━━━ DOCUMENT TEXT
After reading about how Cartoon Network's ads in the streets publicity stunt set off a major terrorist alert in Boston, I wondered how far agencies and companies are willing to go to get attention. The suspicious black box that easily set off a hyper-sensitive terrorist alert system in Boston yesterday was supposed to project only a harmless LED image, not a total shutdown.
In nine out of the ten cities where boxes were placed [including Chicago - where we're too busy putting Bears jerseys on dinosaurs and helmets on lions to notice anything out of the ordinary], the Pentagon and the police were not alerted. But, maybe our boxes weren't supposed to go off [er, light up] yet.
Here's the Cartoon Network coverage from the Homeland National Security Terror Alert Response Center's blog. Good to know they have one and let's hope this is the only time we link to it.
Although their coverage is okay, The Hollywood Reporter's article goes into the most detail and even names the guerrilla marketing agency behind the stunt.
And, the Chicago Tribune's coverage quotes the two guys who were arrested as they were released from jail. Someone's looking at a possible penalty of up to five years in prison. Wow . . .
There's lots of back and forth in the PR blogsphere about this event. Here's my take:
Even when we promote feel good happy events - all in cooperation with police and local government approval, we keep a crisis response plan tucked away on our hard drive just in case. Talking about anything and everything that could go wrong upfront is often uncomfortable and sounds negative, but we like to consider every angle before we promote any event that might impact people's safety - not to mention our client's public image.
Key elements of a crisis PR plan:
- walk through every possible worst-case scenario you can think of relating to weather, accidents, legal liability, local ordinances, workers compensation claims, malfunctions and professional liability
- check with legal and insurance consultants and make sure to get the coverage you'll need ahead of time
- write draft responses with workable quotes approved and ready to go if you need them
- make sure your agency will be on call [ask about their crisis planning process before you engage them]
- identify a corporate or company spokesperson [this also works for families who are faced with news reporters at their door after a crisis or even a happy event] and let the media know how and where to get in touch with them
- Google company officers to see what comes up and be ready to respond to prior comments [although I won't give away links here, I was able to run down a history of quotes, a blog and comments on guerrilla marketing from the agency's founder]
- think twice before posting or commenting to controversial blog posts that flaunt a disregard for ethics or are off-color, all of these come up in Google searches.
- respond immediately with a fax and email that goes directly to newsrooms
- expect that there will always be those that overreact to almost anything, especially if there's even a hint of controversy
- avoid any terrorist references [even kids in junior high routinely get expelled now for making off the cuff, goofy comments in front of teachers on self-imposed high security alerts]
- if you deface property, plan to pay for the clean up
- set up an 800 number with a response
- post a link to a response on the agency and client's homepage
- be apologetic and admit mistakes right away
- protect clients, employees, contractors and vendors by not putting them in precarious situations
- get attention without getting arrested
- set up a database of mayors, police chiefs and all municipal departments - they often co-promote events in their newsletters and on their websites
- think about how to reach your audience where they are based on their lifestyle, media, personality and career profiles
Does having a crisis PR plug-in plan muffle creativity? Not necessarily, but it does contain the amount of clean up you'll have to do later.
At the end of the day, the people who watch the show, "Aqua Teen Hunger Force" may not even care or know about the Boston scare. And, if they did they'd probably wonder what all the fuss is about.
Looks like Interference, Inc.'s founder will be here in Chicago in September. Wonder if he'll use this one as a case study? If he's reading this - leave the black boxes at home, but bring your stories. We're all waiting to see how this one turns out.
━━━━━━
━━━ DATA FOR ANALYSIS
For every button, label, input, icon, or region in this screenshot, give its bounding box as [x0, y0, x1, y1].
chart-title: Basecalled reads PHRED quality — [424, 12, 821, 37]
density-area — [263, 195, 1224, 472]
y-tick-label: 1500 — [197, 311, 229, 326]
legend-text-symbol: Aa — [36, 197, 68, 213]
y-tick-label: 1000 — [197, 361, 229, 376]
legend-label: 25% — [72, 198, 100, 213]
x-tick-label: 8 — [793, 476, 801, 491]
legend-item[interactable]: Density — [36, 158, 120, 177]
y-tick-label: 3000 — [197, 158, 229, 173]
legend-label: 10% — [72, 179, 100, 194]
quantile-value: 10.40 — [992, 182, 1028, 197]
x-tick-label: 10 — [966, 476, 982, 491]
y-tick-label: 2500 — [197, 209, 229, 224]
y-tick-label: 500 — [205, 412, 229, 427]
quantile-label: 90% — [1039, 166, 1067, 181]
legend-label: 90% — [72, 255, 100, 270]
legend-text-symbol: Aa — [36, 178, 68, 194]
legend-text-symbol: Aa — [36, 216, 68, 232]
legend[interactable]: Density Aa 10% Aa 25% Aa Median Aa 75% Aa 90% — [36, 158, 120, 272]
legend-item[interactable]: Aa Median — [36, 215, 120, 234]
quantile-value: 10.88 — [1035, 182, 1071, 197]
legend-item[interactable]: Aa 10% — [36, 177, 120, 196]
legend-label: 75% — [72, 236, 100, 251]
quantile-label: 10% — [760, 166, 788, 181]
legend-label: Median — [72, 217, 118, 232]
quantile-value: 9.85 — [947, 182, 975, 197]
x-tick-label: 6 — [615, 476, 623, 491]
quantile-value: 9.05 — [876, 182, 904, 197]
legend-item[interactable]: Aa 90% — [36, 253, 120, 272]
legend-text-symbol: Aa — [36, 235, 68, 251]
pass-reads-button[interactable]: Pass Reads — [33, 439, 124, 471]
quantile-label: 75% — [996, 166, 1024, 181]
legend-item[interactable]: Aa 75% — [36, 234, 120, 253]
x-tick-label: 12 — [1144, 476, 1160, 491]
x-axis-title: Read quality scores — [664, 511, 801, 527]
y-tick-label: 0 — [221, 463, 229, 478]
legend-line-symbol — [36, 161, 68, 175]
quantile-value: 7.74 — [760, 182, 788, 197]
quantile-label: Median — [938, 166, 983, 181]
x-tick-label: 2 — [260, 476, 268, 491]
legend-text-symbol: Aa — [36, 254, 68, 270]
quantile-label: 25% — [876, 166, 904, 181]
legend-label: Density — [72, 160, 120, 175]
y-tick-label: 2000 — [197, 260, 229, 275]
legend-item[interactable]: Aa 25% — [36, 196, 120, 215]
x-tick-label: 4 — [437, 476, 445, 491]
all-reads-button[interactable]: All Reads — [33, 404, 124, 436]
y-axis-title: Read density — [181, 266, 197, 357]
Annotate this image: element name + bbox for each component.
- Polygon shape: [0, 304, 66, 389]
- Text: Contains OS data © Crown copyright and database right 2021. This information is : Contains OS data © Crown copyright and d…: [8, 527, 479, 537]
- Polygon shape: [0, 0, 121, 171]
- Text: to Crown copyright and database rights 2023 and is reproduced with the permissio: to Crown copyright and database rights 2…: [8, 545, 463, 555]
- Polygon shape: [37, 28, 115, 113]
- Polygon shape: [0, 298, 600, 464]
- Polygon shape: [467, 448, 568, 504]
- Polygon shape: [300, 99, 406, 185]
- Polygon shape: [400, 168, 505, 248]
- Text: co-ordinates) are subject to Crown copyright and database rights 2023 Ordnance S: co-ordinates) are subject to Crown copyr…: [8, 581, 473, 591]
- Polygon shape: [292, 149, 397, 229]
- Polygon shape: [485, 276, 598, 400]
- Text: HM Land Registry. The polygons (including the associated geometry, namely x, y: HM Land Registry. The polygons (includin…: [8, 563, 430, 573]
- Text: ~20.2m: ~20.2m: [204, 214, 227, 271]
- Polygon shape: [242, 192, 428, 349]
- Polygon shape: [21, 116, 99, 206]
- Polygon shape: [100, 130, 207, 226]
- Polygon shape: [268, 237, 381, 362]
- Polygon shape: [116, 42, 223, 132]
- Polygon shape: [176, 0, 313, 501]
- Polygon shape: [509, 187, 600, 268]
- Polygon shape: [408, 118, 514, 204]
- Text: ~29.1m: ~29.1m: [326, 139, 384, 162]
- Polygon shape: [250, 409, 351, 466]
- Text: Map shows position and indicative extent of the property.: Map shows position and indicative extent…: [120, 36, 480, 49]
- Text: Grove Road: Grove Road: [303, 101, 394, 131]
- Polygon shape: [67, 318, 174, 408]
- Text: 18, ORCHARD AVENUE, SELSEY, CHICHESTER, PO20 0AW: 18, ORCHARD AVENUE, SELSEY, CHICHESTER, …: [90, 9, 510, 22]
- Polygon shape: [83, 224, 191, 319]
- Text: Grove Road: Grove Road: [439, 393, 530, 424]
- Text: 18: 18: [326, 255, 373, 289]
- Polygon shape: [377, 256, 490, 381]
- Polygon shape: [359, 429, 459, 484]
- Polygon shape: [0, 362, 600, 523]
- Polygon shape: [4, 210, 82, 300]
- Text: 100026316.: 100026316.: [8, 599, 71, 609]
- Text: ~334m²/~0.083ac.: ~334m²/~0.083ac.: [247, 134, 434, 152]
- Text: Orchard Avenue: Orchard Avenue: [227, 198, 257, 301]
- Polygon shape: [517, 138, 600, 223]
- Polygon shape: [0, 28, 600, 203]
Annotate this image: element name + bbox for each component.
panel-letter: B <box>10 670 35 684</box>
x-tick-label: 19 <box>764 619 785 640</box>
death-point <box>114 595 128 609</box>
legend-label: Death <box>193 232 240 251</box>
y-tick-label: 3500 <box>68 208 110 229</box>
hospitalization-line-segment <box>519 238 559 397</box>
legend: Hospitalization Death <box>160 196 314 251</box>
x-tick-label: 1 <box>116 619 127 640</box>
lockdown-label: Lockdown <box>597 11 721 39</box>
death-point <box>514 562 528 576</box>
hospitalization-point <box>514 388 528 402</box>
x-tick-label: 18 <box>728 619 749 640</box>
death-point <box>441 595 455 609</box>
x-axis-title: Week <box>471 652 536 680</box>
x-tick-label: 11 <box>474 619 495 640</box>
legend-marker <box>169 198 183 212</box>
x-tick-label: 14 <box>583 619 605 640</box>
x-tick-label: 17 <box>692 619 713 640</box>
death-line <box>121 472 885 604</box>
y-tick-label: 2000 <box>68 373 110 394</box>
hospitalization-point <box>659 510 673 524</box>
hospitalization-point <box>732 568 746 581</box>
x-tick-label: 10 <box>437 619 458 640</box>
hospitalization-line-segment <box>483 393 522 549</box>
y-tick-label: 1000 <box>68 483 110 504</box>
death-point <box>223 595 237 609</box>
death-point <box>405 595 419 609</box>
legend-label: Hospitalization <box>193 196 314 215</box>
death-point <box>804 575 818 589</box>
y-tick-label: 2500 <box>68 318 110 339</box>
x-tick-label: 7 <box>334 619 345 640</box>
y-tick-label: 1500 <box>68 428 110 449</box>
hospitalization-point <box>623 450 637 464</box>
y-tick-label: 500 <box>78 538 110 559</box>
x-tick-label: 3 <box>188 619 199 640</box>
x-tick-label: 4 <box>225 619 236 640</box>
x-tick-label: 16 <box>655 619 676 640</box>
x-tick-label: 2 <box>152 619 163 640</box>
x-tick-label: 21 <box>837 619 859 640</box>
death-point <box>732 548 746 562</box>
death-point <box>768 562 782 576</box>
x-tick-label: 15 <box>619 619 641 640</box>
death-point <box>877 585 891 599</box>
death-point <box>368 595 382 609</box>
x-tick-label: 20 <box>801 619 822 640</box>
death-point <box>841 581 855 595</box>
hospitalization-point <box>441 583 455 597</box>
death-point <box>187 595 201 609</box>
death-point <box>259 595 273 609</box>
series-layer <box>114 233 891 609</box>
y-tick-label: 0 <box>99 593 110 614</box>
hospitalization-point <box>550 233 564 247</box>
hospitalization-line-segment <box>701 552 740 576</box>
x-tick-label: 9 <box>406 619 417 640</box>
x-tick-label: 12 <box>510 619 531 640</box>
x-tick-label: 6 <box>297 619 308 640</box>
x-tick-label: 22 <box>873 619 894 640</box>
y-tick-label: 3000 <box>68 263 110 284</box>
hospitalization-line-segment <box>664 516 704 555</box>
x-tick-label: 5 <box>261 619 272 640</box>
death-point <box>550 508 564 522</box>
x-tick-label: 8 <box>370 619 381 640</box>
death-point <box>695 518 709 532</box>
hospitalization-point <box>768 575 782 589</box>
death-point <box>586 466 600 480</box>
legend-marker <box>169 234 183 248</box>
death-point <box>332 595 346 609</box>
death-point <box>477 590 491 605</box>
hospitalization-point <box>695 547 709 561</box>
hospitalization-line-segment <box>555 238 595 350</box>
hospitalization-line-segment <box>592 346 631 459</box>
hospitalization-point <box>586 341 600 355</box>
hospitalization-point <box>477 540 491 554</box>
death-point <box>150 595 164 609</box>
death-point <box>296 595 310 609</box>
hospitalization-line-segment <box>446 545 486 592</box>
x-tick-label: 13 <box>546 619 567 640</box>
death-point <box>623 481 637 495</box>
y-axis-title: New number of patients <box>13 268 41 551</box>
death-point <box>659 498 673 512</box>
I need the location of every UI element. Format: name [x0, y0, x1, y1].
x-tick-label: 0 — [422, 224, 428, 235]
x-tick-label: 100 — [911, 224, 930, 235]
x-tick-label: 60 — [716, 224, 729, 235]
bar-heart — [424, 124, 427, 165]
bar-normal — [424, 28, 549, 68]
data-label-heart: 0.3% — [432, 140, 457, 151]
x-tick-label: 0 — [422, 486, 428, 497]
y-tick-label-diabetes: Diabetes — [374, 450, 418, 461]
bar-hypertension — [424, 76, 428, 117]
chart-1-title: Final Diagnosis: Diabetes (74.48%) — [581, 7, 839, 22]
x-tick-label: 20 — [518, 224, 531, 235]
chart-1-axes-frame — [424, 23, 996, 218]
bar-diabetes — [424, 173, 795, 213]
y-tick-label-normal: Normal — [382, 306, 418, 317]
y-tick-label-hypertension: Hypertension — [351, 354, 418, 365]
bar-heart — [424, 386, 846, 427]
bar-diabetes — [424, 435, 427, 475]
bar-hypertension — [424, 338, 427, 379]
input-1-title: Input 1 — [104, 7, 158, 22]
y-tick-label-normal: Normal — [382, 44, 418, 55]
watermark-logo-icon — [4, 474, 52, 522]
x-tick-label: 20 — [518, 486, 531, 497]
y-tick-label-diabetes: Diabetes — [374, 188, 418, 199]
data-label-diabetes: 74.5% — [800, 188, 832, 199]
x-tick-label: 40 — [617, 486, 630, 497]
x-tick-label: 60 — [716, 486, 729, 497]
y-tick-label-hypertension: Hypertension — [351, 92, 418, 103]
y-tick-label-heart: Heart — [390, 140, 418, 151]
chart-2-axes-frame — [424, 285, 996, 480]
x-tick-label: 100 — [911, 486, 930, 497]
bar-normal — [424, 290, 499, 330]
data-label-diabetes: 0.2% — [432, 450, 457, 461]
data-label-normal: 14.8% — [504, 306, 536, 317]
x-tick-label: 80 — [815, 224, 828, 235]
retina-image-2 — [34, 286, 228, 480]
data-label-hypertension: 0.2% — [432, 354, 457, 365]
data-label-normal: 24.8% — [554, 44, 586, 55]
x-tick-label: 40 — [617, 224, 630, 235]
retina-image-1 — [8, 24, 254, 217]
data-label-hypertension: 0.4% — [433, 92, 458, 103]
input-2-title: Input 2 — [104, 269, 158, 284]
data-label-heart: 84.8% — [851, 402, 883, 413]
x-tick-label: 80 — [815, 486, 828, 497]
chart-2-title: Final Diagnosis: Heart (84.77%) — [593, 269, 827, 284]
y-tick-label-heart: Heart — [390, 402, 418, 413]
━━━━━━
In the post about the Boston publicity stunt, what was the suspicious black box supposed to project?

Only a harmless LED image.